— START OF INPUT ROWS —

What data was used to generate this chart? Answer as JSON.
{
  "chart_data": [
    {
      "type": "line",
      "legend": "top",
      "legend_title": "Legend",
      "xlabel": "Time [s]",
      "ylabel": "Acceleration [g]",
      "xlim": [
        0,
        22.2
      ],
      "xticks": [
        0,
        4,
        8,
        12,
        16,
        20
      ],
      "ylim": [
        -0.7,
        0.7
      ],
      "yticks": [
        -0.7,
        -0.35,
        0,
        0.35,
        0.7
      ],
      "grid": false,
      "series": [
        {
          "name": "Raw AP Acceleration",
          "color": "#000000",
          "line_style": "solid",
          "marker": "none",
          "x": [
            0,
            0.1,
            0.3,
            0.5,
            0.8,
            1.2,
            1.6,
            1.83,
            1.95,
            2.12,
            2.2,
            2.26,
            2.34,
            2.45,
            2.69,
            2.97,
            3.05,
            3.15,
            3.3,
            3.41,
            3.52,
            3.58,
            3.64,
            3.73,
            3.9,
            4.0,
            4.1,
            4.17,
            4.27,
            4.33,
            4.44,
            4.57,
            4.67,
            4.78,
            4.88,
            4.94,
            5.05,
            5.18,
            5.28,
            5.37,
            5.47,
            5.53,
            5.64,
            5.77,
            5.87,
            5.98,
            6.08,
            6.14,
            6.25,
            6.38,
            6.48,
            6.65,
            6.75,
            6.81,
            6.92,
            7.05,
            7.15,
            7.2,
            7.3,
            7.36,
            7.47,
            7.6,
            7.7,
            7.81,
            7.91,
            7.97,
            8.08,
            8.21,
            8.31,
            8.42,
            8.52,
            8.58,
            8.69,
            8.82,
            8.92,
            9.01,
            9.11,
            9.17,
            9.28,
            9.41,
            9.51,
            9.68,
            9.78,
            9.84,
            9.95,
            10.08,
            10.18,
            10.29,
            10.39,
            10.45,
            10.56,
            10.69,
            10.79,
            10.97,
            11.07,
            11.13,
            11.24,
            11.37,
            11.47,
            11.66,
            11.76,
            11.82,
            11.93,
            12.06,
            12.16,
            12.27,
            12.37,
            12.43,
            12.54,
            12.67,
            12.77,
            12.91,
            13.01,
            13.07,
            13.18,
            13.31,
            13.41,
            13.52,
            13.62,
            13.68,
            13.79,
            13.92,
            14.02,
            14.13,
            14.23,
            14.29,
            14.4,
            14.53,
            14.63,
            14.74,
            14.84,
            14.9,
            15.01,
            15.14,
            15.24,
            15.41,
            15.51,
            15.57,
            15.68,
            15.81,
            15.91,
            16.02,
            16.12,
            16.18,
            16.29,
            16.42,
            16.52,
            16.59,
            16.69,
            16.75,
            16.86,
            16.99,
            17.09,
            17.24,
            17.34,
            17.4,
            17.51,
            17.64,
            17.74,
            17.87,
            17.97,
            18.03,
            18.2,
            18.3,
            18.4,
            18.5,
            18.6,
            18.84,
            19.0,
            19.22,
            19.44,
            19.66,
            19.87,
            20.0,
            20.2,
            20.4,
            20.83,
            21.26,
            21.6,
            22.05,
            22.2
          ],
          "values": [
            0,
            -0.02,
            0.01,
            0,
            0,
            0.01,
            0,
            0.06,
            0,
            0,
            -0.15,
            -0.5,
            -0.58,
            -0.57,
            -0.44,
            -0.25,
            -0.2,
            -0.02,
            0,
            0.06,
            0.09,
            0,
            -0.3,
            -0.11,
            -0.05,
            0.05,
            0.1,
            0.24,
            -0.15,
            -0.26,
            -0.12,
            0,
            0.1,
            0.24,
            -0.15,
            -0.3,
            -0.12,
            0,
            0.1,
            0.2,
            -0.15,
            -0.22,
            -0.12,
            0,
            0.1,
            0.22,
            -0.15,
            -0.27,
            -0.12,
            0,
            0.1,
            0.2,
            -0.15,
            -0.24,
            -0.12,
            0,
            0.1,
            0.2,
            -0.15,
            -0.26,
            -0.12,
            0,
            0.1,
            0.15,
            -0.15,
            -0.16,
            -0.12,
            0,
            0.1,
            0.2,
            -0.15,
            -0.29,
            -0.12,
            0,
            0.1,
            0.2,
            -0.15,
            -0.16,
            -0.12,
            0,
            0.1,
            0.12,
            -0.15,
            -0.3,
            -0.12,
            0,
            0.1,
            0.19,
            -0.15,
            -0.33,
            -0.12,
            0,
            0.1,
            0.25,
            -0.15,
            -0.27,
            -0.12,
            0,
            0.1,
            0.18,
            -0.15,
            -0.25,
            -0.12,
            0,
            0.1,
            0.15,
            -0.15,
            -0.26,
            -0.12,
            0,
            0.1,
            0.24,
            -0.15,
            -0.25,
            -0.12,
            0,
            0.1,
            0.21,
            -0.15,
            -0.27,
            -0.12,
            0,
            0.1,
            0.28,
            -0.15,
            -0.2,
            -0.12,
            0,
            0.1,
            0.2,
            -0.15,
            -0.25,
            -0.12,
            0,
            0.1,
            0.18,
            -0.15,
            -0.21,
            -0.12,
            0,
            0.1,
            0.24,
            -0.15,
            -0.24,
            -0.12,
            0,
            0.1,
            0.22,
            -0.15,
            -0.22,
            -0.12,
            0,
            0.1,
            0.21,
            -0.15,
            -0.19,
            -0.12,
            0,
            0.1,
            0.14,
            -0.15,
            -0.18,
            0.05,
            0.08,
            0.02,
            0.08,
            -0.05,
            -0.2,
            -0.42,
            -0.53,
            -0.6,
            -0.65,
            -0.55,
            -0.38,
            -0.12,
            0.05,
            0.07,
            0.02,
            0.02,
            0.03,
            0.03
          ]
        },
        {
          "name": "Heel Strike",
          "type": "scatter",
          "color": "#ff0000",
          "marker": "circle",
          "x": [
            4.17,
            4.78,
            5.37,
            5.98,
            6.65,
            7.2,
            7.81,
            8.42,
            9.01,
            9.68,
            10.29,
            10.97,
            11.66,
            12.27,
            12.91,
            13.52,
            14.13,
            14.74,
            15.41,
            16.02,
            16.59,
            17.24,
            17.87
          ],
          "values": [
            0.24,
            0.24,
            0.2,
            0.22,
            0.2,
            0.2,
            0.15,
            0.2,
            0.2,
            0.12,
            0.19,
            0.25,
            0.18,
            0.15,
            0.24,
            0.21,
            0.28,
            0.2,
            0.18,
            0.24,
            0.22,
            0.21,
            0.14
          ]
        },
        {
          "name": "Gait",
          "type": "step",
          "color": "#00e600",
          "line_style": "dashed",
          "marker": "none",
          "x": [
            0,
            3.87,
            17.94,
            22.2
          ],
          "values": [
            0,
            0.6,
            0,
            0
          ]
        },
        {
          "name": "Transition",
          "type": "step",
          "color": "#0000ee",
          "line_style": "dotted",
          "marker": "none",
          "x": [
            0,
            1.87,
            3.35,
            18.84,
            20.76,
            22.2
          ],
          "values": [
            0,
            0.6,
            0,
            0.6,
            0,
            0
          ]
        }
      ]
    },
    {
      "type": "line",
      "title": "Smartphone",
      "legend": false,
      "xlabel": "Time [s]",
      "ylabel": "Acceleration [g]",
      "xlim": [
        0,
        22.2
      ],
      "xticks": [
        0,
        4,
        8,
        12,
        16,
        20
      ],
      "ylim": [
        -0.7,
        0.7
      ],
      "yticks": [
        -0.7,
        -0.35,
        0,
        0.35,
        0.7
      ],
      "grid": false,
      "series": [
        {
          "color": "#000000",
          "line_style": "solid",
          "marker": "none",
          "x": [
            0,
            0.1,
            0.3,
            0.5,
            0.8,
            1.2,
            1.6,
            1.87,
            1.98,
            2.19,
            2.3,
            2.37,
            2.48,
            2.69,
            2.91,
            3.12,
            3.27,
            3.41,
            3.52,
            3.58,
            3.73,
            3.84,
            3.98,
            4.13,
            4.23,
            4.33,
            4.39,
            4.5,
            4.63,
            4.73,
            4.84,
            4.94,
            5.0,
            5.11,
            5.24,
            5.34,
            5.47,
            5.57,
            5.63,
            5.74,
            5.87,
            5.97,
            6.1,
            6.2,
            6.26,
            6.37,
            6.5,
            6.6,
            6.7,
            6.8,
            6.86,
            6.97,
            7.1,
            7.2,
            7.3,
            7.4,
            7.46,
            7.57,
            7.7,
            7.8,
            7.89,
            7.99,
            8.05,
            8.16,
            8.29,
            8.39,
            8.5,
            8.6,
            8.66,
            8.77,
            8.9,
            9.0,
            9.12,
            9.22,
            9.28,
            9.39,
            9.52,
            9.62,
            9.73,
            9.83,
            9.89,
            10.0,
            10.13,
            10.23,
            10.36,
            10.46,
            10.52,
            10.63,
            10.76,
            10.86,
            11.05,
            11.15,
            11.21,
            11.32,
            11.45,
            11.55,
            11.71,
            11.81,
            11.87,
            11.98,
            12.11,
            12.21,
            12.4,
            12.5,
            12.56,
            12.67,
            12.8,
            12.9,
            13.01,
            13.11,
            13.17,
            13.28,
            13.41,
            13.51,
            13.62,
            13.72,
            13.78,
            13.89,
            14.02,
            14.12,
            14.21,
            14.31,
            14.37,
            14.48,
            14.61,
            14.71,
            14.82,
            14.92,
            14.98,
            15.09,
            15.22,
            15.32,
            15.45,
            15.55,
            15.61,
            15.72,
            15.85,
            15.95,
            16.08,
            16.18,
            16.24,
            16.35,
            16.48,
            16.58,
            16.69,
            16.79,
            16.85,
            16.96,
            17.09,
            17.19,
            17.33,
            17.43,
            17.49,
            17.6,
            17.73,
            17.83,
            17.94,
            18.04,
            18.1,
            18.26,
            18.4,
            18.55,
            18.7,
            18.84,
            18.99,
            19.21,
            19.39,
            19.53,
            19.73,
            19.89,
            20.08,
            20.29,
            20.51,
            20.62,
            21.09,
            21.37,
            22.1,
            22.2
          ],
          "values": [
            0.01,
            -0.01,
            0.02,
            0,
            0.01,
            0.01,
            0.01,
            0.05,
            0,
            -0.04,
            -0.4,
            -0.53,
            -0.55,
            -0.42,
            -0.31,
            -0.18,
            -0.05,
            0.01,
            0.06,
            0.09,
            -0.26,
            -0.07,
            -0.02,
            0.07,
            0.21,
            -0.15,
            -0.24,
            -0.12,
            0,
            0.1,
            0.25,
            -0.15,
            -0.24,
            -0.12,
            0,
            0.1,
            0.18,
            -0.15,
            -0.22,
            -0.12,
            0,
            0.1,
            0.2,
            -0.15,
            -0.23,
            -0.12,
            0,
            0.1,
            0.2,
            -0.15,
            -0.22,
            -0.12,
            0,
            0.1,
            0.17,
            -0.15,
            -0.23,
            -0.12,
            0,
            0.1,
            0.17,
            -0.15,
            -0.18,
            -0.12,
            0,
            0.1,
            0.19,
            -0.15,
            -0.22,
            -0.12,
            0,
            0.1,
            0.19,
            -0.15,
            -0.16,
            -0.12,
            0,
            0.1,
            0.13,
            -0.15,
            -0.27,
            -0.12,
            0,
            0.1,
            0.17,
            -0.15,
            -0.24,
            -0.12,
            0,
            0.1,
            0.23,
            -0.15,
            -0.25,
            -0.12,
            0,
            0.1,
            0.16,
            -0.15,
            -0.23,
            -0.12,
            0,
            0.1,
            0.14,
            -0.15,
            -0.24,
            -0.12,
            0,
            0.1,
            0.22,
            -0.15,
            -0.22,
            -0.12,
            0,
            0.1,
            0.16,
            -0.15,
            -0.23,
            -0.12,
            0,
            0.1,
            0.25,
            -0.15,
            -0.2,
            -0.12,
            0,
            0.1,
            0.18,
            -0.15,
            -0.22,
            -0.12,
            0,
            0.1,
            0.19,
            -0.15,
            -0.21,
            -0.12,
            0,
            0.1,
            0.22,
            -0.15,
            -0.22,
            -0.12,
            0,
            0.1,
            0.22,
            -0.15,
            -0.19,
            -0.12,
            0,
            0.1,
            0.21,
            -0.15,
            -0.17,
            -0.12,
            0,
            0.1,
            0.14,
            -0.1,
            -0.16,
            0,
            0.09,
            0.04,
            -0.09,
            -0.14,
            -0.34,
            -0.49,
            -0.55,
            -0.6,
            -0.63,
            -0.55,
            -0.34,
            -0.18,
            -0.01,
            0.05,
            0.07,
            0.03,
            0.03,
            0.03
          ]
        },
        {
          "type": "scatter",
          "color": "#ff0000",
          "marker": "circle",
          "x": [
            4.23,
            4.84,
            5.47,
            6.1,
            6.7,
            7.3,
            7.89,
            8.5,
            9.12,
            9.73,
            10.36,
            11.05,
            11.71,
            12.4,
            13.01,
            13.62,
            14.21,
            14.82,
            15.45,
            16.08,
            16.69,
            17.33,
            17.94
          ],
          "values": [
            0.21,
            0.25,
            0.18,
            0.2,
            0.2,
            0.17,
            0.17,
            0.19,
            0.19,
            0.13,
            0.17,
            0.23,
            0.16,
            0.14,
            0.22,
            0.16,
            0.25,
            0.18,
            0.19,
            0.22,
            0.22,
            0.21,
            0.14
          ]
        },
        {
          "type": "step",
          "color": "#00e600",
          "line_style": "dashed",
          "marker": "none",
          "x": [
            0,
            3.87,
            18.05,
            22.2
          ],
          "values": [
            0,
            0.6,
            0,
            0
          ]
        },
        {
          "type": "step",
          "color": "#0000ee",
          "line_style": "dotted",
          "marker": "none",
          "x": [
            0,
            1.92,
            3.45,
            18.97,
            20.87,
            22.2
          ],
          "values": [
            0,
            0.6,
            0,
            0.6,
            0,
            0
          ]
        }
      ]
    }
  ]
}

— END OF INPUT ROWS —

# [STATED TASK]
Check each line above for the string "name" and report how many lines have it, giving only the number.

# [FULL RESPONSE]
4